-- Requirements --
1. In the paragraph of the Elf on the Shelf column that begins "I have made fun of a great many things," what things does the writer say they make fun of? List every one.
2. Would you transcribe the stretch of the Elf on the Shelf column from "I have made" through "the people bought."?

-- Extract to read --

* * *

I fully intended to write a column this week defending Scrooge. The poor man has had a bad rap for a century and a half. I felt it incumbent upon me to point out that he did actually make some really good points. But then life got in the way.

You see, I recently found out that I am a bad person. And a bad mother. And an awful terrible no-good very bad Mormon.

It was hard news to take, I will admit. But it must be accurate as it has been reported several times over by three or more witnesses. News of my incalculable badness started creeping in on Thanksgiving morning and hasn’t stopped yet.

A year ago I wrote a column about the Elf on the Shelf. I am against. I discussed its flammability. I am for. This year, people began sharing last year’s article. And it was the straw that broke the camel’s back.

I have made fun of a great many things in my writing. I make fun of life, of all God’s creatures but buffaloes and grizzly in particular. I make fun of tourists, Yellowstone Park, Disney Princesses, all of my loved ones and myself. Mostly myself. And other than a couple of charitable giggles from my near and dear,s my making fun has gone on pretty much unnoticed.

Until I made fun of something the people bought.

The Wild West was a sketchy place, but it did have a code. Part of that code was “ride for the brand.” The brand is the mark you place on your livestock. Riding for the brand meant that when you worked for an outfit you were loyal and true to that brand. You represented your ranch and your brand by what you did. Riding for the brand was a responsibility.

My grandfather had a brand. My husband’s grandfather had a brand. Theirs were both suitably western-looking. Since I run cattle I also have a brand. Mine looks like a smiley face because my husband thinks the weirdest things are funny.

The years since the Wild West have changed our understanding of brands. We have favorite brands. We have brands that we do not like. These brands are on our clothes. They are on our vehicles, our food, our electronics, our toys, and almost everything we touch. We talk about working on our personal brand.

Somewhere along the line we quit branding what we owned and accepted being branded ourselves. Aspirational shopping is the way we live now. We don’t create a life and then purchase the things we need. We purchase the things that we think will create a life that we want.

People are not mad because I made fun of an Elf that looks like Chucky’s not-bright cousin. That Elf is ripe for mockery on every front. They are mad because they bought that Elf with the idea that they were purchasing a tradition, a fun memory for their kids, some Christmas magic.

There is a story behind our family’s silly brand. My husband thought it up. It just happens to be one of our kids’ initials. We had fun figuring it out. That is the story behind the brand I put on cattle.  There are stories behind the brands we put on our lives. But we make those stories up ourselves.

I was chastised by one critic who suggested that I was a mother who “couldn’t measure up” and so tore down other women. So in her story, good mothers buy elves. So committed is she to riding for the brand that she called me a poor representative of LDS culture. And bitter.

That one is fair. I am bitter. “Firefly” was cancelled after one skimpy season, and that horrible show where we all have to watch Ducky be old and unfunny is on its millionth season and has managed to survive the horrors of Charlie Sheen and Ashton Kutcher. But still.

We tell ourselves stories about a fun family tradition. And when someone points out that it is a made-up, store-bought tradition that originated about 20 seconds after someone figured out people would buy it, it conflicts with the way we want to see ourselves and our lives.

I got emails by people shocked that I would be permitted to write so ungracious and unkind a thing. I got an email from a woman claiming that I have done no less than ruin Christmas because her daughter saw my article.

Now I think if your ten-year-old is on Facebook and all she has come across is my warning about the dangers of leering elves, then you should count yourself lucky. But I ruined the story this woman told herself about the elf and wonder and her (not really little) girl.

This is how closely we identify with the things we own. This is why they own us.

There is honor and integrity in riding for the brand. But we are not the riders. When we become beholden to the stories we tell ourselves about our things, we are the cattle.

I will say it again like I did last year.

So put the elf away (I assume they burn beautifully). Be the magic yourself. The minutes you would have spent on a prank are so much better spent with your child. Catch snowflakes on black velvet. Make cocoa when you should all be in bed. Have a slumber party. Draw nativity pictures. Pretend that you don’t really hate Christmas carols and sing along.

Less bought, more you. Because someday you will be out of time. You will want to know that the things you taught on purpose and on accident were true.

* * *

-- Supplied information --
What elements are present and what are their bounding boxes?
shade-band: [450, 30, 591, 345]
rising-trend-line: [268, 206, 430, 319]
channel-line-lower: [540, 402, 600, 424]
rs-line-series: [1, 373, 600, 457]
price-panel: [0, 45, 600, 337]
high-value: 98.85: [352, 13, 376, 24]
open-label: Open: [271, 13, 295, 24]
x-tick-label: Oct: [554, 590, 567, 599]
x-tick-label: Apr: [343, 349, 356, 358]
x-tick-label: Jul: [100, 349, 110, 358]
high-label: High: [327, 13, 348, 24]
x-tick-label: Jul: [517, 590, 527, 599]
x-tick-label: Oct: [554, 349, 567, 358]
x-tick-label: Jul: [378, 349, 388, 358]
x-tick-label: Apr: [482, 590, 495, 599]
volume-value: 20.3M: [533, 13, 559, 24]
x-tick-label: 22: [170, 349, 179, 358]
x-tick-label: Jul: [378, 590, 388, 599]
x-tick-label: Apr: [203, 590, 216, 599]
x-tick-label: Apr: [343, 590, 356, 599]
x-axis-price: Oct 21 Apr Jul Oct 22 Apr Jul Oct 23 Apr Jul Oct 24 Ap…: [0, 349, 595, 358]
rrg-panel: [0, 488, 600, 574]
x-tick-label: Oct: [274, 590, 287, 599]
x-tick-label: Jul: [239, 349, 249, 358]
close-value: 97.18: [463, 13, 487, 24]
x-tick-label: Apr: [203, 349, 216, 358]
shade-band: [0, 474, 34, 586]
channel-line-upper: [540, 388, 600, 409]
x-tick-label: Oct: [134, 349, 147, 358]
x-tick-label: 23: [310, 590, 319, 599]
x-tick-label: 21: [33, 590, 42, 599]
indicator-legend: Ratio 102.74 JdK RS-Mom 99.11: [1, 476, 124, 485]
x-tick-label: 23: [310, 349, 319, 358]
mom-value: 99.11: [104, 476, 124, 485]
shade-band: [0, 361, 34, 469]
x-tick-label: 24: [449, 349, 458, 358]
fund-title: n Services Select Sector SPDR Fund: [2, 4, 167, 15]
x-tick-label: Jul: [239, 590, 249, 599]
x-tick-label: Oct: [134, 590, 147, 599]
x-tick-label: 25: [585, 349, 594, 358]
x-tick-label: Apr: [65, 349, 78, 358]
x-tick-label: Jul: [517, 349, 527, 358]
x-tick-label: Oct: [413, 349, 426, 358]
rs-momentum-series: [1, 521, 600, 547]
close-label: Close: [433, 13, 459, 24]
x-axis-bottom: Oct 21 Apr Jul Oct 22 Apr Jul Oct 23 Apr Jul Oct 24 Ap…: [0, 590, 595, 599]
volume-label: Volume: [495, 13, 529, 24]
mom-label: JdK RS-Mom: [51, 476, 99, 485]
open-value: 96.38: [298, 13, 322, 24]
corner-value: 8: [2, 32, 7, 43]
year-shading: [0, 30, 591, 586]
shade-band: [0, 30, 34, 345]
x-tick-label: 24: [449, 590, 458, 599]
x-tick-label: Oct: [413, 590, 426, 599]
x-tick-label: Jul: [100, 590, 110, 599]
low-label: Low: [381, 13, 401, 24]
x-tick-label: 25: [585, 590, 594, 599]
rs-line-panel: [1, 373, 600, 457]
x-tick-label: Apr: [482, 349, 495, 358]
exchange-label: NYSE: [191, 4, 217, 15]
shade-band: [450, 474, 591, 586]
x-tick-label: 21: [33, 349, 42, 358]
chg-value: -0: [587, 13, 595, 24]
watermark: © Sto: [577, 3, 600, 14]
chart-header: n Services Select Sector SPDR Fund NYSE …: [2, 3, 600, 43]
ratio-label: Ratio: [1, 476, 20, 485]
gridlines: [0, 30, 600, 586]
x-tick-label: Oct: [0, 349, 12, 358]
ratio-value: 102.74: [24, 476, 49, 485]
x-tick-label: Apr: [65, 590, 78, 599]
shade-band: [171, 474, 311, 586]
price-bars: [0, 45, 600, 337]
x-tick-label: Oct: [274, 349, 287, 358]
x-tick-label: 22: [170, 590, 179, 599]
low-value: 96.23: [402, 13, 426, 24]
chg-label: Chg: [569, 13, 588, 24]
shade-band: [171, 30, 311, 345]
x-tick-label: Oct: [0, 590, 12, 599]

* * *

-- Answers below --
1.
- Life
- All God's creatures, buffaloes and grizzly in particular
- Tourists
- Yellowstone Park
- Disney Princesses
- All of the writer's loved ones
- The writer (mostly)

2.
I have made fun of a great many things in my writing. I make fun of life, of all God’s creatures but buffaloes and grizzly in particular. I make fun of tourists, Yellowstone Park, Disney Princesses, all of my loved ones and myself. Mostly myself. And other than a couple of charitable giggles from my near and dear,s my making fun has gone on pretty much unnoticed.

Until I made fun of something the people bought.